EXTRAIT DU DOCUMENT:
■ ■ ■ ■ ■

Un œil déjà moderne sur le paysage urbain
Pas plus que le paysage rural, le paysage urbain n’est figuré dans l’iconographie médiévale. Les premières évocations pittoresques de la ville datent du début du 14e siècle. De premiers panoramas de Paris apparaissent dans des manuscrits comme le Bréviaire de Louis de Guyenne.
Panoramas de Paris

Saint Jacques le Majeur
Fouquet a transposé le martyre de saint Jacques sur Montmartre. On aperçoit dans le lointain Paris, de Notre-Dame à la tour de Nesle, vu du Nord. Sur l’ordre d’Hérode Agrippa et en présence d’Abiathar le grand prêtre, d’un dignitaire et de la foule, saint Jacques et Josias, un scribe qu’il vient de baptiser, vont être décapités. Au premier plan, un subalterne craintif tend l’épée au bourreau qui calcule à la fois son élan et le poids de l’épée. Dans la partie inférieure, des putti porteurs d’écus au chiffre d’Étienne Chevalier sont assis sur un sarcophage où quatre bas-reliefs dorés évoquent le miracle d’un pendu injustement condamné, qui fut sauvé et réhabilité par saint Jacques.
© R.-G. Ojeda, RMN / musée Condé, Chantilly
© R.-G. Ojeda, RMN / musée Condé, Chantilly

Dagobert Ier réfugié à Saint-Denis
Après avoir coupé, par vengeance, la barbe et les moustaches de son maître Sadragésile, et craignant le courroux de son père, Dagobert Ier se réfugie à Saint-Denis. La protection des saints Denis, Rustique et Éleuthère empêche les sergents du roi Clotaire de pénétrer dans la chapelle des trois martyrs située à quelques lieues de Paris.
© Bibliothèque nationale de France
© Bibliothèque nationale de France
C’est ce même panorama parisien que l’on retrouve entre 1452 et 1460 dans les Heures d’Étienne Chevalier, en arrière-plan du martyre de saint Jacques le Majeur, puis vers 1460 dans le Songe de Dagobert des Grandes Chroniques de France. La scène est censée se passer dans le village de Catulliacus, nom primitif de la ville de Saint-Denis, dans une chapelle érigée sur le lieu de sépulture du premier évêque de Paris et de ses compagnons. C’est donc le côté nord de la capitale que Fouquet a représenté sur toute la largeur de la miniature depuis Notre-Dame, à gauche, jusqu’à la tour de Nesle, à droite. Toutefois, le fait que la cathédrale soit légèrement située de trois quarts par rapport au spectateur laisse supposer que les hauteurs de Montmartre sont le point de vue choisi. Sans doute est-ce pour accentuer l’impression d’éloignement que l’artiste a simplifié l’enceinte et supprimé les constructions bâties à l’extérieur des remparts. Adapter une telle largeur d’horizon à l’espace restreint de la peinture a obligé l’artiste à interpréter la réalité et à tronquer certaines perspectives pour aboutir à une sorte de panorama condensé pourvu des points de repère majeurs qui permettent de reconnaître facilement Paris mais qui laissent aléatoire une identification détaillée. Il est cependant possible, à l’aide de plans restituant la topographie parisienne du 15e siècle, d’identifier les principaux édifices.

■ ■ ■ ■ ■

Relevez tous les manuscrits nommés dans le texte sur les panoramas de Paris.

■ ■ ■ ■ ■

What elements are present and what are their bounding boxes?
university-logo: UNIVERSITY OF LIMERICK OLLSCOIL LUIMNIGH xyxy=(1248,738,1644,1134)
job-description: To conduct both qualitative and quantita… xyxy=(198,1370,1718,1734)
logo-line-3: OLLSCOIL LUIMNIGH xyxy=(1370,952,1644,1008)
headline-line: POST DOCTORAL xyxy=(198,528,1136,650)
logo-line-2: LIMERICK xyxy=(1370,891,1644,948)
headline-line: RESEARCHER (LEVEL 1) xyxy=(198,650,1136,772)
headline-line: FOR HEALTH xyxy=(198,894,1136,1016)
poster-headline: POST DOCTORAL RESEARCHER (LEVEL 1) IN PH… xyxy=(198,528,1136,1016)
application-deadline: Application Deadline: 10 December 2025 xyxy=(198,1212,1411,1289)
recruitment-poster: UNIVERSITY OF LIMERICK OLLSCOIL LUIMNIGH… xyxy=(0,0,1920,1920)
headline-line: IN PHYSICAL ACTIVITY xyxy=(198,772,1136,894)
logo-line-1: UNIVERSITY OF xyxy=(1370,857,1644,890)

■ ■ ■ ■ ■

EXERCICE CORRIGÉ:
- le Bréviaire de Louis de Guyenne
- les Heures d’Étienne Chevalier
- les Grandes Chroniques de France